# [Stored records]
********************

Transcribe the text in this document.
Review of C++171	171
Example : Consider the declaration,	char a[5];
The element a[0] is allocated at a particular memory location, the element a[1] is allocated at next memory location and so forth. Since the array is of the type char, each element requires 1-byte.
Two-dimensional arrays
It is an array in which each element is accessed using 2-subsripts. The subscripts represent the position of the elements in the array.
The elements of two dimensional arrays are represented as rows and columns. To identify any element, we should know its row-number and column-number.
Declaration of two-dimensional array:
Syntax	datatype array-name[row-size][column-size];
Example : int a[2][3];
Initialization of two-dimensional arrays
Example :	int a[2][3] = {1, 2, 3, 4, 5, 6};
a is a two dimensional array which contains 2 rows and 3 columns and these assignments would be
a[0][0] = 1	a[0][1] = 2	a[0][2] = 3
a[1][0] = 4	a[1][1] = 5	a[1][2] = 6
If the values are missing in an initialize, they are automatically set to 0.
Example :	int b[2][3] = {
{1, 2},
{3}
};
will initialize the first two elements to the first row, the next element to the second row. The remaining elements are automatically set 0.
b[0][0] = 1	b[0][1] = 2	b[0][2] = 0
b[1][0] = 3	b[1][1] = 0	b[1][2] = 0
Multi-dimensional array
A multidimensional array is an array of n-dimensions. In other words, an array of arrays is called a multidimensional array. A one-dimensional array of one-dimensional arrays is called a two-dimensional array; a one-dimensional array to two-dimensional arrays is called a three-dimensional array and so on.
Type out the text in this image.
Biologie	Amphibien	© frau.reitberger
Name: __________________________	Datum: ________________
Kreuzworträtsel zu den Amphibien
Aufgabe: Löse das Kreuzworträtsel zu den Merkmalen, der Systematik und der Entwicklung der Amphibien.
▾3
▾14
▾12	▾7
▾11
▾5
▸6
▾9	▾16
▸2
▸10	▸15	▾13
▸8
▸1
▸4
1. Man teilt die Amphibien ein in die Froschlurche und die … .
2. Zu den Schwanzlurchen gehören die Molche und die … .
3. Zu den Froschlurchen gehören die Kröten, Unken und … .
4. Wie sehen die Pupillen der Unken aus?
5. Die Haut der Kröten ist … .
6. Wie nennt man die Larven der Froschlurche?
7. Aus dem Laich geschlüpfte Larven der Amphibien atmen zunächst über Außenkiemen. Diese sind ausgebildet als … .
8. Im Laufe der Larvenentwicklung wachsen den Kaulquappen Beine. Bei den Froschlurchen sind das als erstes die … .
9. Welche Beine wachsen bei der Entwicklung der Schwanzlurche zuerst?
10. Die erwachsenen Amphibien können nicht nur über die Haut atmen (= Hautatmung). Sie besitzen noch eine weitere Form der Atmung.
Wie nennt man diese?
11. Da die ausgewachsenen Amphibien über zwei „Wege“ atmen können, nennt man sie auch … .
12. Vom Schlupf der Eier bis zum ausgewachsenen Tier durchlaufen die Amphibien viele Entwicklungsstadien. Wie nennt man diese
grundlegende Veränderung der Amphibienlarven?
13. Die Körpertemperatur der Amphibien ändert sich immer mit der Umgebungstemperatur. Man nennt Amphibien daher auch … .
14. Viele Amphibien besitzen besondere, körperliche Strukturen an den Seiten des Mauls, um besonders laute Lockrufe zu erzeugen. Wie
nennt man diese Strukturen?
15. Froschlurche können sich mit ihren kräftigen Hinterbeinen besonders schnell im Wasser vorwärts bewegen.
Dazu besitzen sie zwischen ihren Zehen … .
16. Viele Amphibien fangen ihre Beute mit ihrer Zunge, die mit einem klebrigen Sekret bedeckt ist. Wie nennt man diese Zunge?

********************

# [Work to complete]
Across the records above, count the lines holding "rows" and reply with that number alone.

# [Response to the task]
2